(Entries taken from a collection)
-----

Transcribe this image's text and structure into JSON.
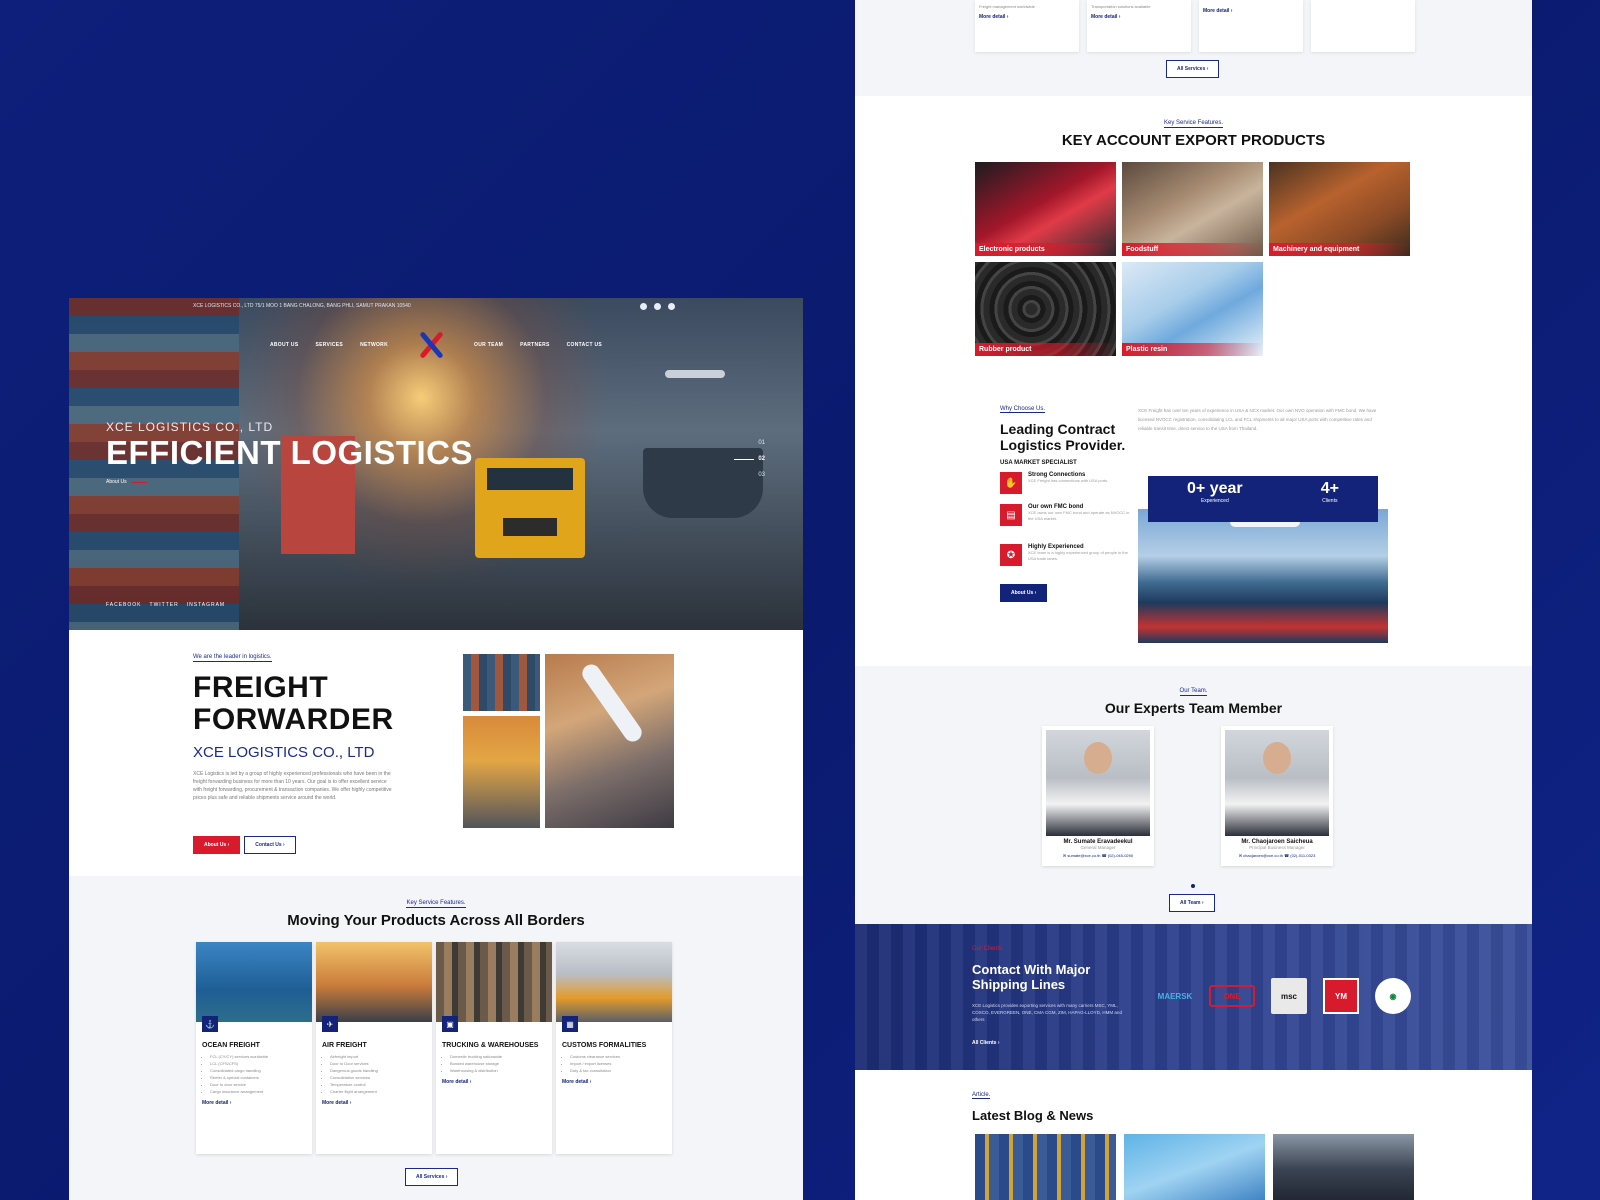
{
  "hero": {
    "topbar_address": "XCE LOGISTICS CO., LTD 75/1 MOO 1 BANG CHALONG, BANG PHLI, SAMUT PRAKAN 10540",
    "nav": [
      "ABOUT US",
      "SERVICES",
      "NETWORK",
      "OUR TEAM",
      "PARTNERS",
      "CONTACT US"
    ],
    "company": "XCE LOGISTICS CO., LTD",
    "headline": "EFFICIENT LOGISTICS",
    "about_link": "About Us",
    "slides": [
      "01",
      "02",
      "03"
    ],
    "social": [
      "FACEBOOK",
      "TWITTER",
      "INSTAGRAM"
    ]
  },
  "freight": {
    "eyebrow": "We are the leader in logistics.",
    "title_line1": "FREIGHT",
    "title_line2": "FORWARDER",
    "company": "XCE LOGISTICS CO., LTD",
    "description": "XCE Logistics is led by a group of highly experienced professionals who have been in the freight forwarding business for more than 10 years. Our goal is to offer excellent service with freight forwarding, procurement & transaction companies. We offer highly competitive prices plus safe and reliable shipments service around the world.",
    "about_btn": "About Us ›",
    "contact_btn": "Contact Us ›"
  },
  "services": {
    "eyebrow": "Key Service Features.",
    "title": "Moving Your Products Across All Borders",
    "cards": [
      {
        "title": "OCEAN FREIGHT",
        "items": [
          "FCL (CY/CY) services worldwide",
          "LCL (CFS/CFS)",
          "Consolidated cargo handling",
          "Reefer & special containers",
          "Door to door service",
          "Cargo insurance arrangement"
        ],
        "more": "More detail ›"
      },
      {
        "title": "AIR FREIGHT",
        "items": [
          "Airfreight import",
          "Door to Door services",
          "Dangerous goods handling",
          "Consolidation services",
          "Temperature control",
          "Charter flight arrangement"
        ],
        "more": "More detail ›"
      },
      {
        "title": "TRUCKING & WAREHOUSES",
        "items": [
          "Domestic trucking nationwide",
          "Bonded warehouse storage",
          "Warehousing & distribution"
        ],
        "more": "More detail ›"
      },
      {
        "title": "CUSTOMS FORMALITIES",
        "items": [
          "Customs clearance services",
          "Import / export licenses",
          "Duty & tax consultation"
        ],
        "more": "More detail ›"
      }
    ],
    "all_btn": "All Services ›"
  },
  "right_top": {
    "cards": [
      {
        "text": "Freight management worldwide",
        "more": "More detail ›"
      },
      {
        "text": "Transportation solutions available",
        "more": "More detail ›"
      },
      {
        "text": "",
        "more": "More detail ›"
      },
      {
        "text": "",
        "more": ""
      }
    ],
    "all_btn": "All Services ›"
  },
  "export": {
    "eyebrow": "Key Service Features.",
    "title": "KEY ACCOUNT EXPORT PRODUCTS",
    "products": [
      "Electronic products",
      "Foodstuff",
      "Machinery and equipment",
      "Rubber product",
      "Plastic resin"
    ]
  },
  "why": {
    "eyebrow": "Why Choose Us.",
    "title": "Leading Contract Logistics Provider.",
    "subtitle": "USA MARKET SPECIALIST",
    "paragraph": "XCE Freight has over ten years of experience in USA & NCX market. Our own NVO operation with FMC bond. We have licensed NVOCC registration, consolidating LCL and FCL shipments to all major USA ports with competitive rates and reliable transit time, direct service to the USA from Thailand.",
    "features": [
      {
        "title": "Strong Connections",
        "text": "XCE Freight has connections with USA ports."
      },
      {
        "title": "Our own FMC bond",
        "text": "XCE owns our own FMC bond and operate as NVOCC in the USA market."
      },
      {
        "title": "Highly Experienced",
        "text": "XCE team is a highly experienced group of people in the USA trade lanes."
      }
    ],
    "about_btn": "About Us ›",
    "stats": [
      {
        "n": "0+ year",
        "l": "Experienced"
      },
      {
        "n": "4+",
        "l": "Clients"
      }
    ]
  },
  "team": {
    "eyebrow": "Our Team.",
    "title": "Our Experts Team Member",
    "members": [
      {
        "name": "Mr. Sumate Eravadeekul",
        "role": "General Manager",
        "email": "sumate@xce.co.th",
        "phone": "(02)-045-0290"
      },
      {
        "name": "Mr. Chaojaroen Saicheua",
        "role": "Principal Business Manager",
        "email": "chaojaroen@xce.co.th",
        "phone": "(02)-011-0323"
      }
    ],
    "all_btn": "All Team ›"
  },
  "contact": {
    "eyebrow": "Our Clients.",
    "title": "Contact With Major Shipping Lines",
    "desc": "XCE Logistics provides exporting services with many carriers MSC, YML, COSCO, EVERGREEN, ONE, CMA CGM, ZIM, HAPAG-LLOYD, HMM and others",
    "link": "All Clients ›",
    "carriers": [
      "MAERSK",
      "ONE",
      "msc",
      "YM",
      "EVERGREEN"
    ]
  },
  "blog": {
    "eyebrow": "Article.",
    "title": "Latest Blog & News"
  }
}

-----

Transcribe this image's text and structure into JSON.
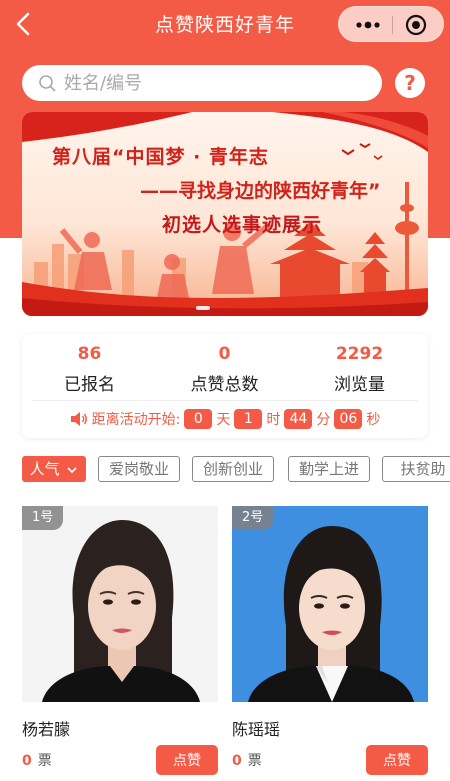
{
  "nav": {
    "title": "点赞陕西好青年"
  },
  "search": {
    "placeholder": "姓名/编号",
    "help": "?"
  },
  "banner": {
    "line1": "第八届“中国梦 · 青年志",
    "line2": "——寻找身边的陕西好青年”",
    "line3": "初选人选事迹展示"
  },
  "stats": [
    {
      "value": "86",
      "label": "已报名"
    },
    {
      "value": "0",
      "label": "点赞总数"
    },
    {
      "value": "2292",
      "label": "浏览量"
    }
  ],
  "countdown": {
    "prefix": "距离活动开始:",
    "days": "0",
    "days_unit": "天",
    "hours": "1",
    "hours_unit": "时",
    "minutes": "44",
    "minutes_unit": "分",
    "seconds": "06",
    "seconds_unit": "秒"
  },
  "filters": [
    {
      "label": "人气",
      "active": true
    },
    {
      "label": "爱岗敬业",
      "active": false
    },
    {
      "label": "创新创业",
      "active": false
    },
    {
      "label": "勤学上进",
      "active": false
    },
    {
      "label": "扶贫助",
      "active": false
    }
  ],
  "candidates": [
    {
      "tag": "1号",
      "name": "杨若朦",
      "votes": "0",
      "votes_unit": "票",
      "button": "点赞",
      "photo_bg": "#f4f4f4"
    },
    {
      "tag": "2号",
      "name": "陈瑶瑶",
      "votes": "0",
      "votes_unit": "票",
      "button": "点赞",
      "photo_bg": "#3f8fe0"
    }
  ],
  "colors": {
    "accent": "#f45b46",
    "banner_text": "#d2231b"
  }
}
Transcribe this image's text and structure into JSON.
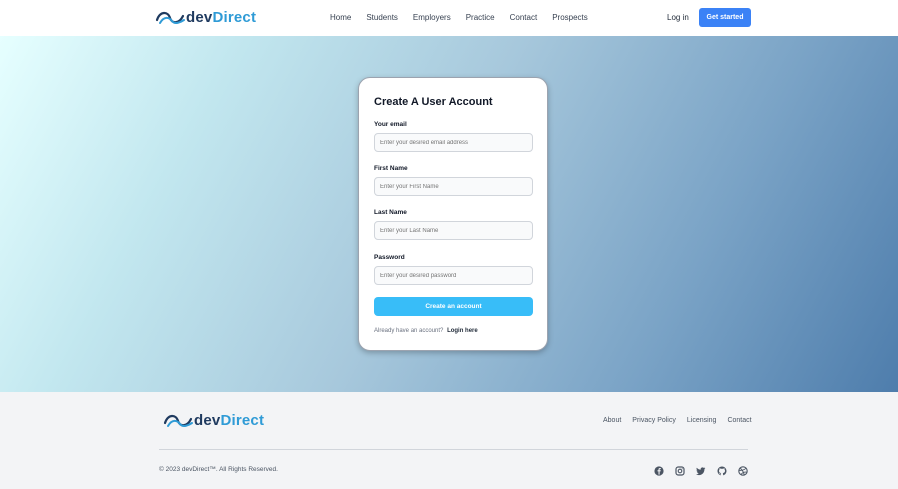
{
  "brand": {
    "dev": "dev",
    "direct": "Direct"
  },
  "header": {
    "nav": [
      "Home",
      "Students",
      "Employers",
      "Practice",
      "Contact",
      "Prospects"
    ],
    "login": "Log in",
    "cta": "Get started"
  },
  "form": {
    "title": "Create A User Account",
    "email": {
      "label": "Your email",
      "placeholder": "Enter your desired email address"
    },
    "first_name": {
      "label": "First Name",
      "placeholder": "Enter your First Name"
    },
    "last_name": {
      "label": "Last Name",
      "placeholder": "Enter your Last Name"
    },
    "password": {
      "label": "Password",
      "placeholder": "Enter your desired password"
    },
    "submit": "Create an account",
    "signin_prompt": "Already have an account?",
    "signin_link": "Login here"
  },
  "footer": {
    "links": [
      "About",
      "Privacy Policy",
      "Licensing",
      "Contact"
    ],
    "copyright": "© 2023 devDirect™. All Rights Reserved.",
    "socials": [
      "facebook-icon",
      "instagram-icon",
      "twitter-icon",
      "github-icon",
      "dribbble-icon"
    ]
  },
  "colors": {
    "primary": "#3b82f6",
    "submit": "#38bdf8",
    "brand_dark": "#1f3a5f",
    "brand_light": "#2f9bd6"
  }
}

-----

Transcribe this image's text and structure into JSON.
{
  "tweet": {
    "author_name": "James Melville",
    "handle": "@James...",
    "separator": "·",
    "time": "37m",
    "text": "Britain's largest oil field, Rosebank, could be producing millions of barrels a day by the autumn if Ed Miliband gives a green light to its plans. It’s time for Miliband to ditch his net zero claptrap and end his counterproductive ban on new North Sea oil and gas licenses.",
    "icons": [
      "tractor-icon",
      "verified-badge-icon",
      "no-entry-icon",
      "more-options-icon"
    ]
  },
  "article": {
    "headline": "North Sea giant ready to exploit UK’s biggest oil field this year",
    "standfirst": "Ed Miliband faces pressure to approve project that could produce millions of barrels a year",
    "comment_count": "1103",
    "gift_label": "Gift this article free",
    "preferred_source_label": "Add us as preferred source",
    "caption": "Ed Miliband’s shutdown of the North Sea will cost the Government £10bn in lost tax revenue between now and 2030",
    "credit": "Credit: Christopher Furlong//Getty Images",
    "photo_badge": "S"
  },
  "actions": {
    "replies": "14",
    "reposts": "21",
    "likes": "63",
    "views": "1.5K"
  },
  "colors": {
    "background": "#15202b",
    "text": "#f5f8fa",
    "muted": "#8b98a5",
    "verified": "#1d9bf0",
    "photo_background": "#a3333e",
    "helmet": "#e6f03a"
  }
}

-----

- _Exercise brief_:
Filter the listing above by the word "group"; copy each line that passes.

- _Solution for this exercise_:
    "description": "XCE Logistics is led by a group of highly experienced professionals who have been in the freight forwarding business for more than 10 years. Our goal is to offer excellent service with freight forwarding, procurement & transaction companies. We offer highly competitive prices plus safe and reliable shipments service around the world.",
        "text": "XCE team is a highly experienced group of people in the USA trade lanes."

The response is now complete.